____ Records

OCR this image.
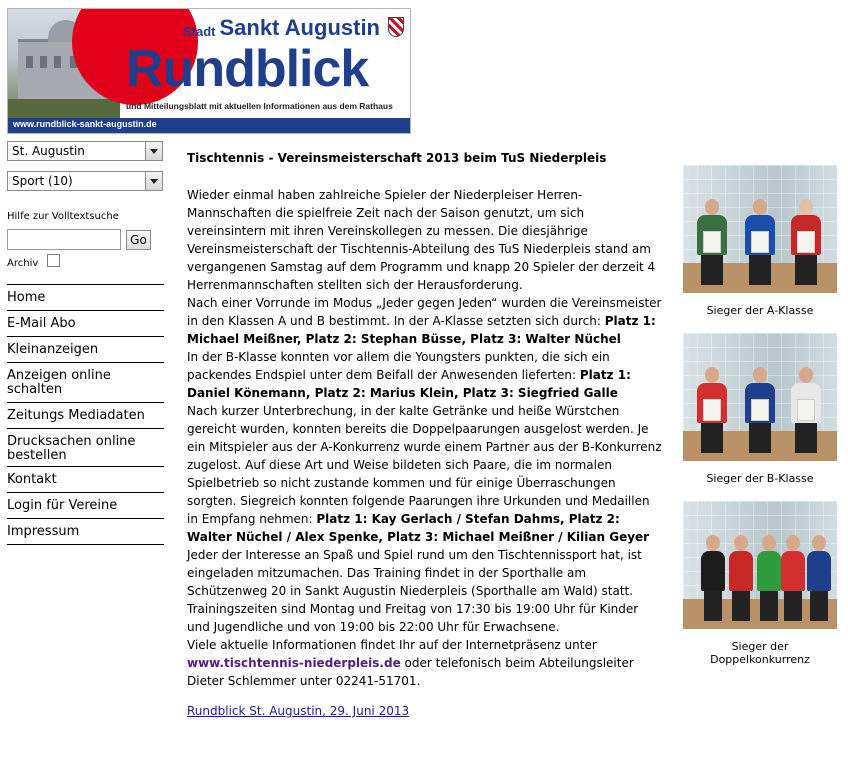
Stadt Sankt Augustin
Rundblick
und Mitteilungsblatt mit aktuellen Informationen aus dem Rathaus
www.rundblick-sankt-augustin.de
St. Augustin
Sport (10)
Hilfe zur Volltextsuche
Go
Archiv
Home
E-Mail Abo
Kleinanzeigen
Anzeigen online schalten
Zeitungs Mediadaten
Drucksachen online bestellen
Kontakt
Login für Vereine
Impressum
Tischtennis - Vereinsmeisterschaft 2013 beim TuS Niederpleis

Wieder einmal haben zahlreiche Spieler der Niederpleiser Herren-Mannschaften die spielfreie Zeit nach der Saison genutzt, um sich vereinsintern mit ihren Vereinskollegen zu messen. Die diesjährige Vereinsmeisterschaft der Tischtennis-Abteilung des TuS Niederpleis stand am vergangenen Samstag auf dem Programm und knapp 20 Spieler der derzeit 4 Herrenmannschaften stellten sich der Herausforderung.

Nach einer Vorrunde im Modus „Jeder gegen Jeden“ wurden die Vereinsmeister in den Klassen A und B bestimmt. In der A-Klasse setzten sich durch: Platz 1: Michael Meißner, Platz 2: Stephan Büsse, Platz 3: Walter Nüchel

In der B-Klasse konnten vor allem die Youngsters punkten, die sich ein packendes Endspiel unter dem Beifall der Anwesenden lieferten: Platz 1: Daniel Könemann, Platz 2: Marius Klein, Platz 3: Siegfried Galle

Nach kurzer Unterbrechung, in der kalte Getränke und heiße Würstchen gereicht wurden, konnten bereits die Doppelpaarungen ausgelost werden. Je ein Mitspieler aus der A-Konkurrenz wurde einem Partner aus der B-Konkurrenz zugelost. Auf diese Art und Weise bildeten sich Paare, die im normalen Spielbetrieb so nicht zustande kommen und für einige Überraschungen sorgten. Siegreich konnten folgende Paarungen ihre Urkunden und Medaillen in Empfang nehmen: Platz 1: Kay Gerlach / Stefan Dahms, Platz 2: Walter Nüchel / Alex Spenke, Platz 3: Michael Meißner / Kilian Geyer

Jeder der Interesse an Spaß und Spiel rund um den Tischtennissport hat, ist eingeladen mitzumachen. Das Training findet in der Sporthalle am Schützenweg 20 in Sankt Augustin Niederpleis (Sporthalle am Wald) statt. Trainingszeiten sind Montag und Freitag von 17:30 bis 19:00 Uhr für Kinder und Jugendliche und von 19:00 bis 22:00 Uhr für Erwachsene.

Viele aktuelle Informationen findet Ihr auf der Internetpräsenz unter www.tischtennis-niederpleis.de oder telefonisch beim Abteilungsleiter Dieter Schlemmer unter 02241-51701.

Rundblick St. Augustin, 29. Juni 2013
Sieger der A-Klasse
Sieger der B-Klasse
Sieger der Doppelkonkurrenz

________

## Challenge:
Omit the pictures, then output the rest of the listing exactly.

## Complete answer:
OCR this image.
Stadt Sankt Augustin
Rundblick
und Mitteilungsblatt mit aktuellen Informationen aus dem Rathaus
www.rundblick-sankt-augustin.de
St. Augustin
Sport (10)
Hilfe zur Volltextsuche
Go
Archiv
Home
E-Mail Abo
Kleinanzeigen
Anzeigen online schalten
Zeitungs Mediadaten
Drucksachen online bestellen
Kontakt
Login für Vereine
Impressum
Tischtennis - Vereinsmeisterschaft 2013 beim TuS Niederpleis

Wieder einmal haben zahlreiche Spieler der Niederpleiser Herren-Mannschaften die spielfreie Zeit nach der Saison genutzt, um sich vereinsintern mit ihren Vereinskollegen zu messen. Die diesjährige Vereinsmeisterschaft der Tischtennis-Abteilung des TuS Niederpleis stand am vergangenen Samstag auf dem Programm und knapp 20 Spieler der derzeit 4 Herrenmannschaften stellten sich der Herausforderung.

Nach einer Vorrunde im Modus „Jeder gegen Jeden“ wurden die Vereinsmeister in den Klassen A und B bestimmt. In der A-Klasse setzten sich durch: Platz 1: Michael Meißner, Platz 2: Stephan Büsse, Platz 3: Walter Nüchel

In der B-Klasse konnten vor allem die Youngsters punkten, die sich ein packendes Endspiel unter dem Beifall der Anwesenden lieferten: Platz 1: Daniel Könemann, Platz 2: Marius Klein, Platz 3: Siegfried Galle

Nach kurzer Unterbrechung, in der kalte Getränke und heiße Würstchen gereicht wurden, konnten bereits die Doppelpaarungen ausgelost werden. Je ein Mitspieler aus der A-Konkurrenz wurde einem Partner aus der B-Konkurrenz zugelost. Auf diese Art und Weise bildeten sich Paare, die im normalen Spielbetrieb so nicht zustande kommen und für einige Überraschungen sorgten. Siegreich konnten folgende Paarungen ihre Urkunden und Medaillen in Empfang nehmen: Platz 1: Kay Gerlach / Stefan Dahms, Platz 2: Walter Nüchel / Alex Spenke, Platz 3: Michael Meißner / Kilian Geyer

Jeder der Interesse an Spaß und Spiel rund um den Tischtennissport hat, ist eingeladen mitzumachen. Das Training findet in der Sporthalle am Schützenweg 20 in Sankt Augustin Niederpleis (Sporthalle am Wald) statt. Trainingszeiten sind Montag und Freitag von 17:30 bis 19:00 Uhr für Kinder und Jugendliche und von 19:00 bis 22:00 Uhr für Erwachsene.

Viele aktuelle Informationen findet Ihr auf der Internetpräsenz unter www.tischtennis-niederpleis.de oder telefonisch beim Abteilungsleiter Dieter Schlemmer unter 02241-51701.

Rundblick St. Augustin, 29. Juni 2013
Sieger der A-Klasse
Sieger der B-Klasse
Sieger der Doppelkonkurrenz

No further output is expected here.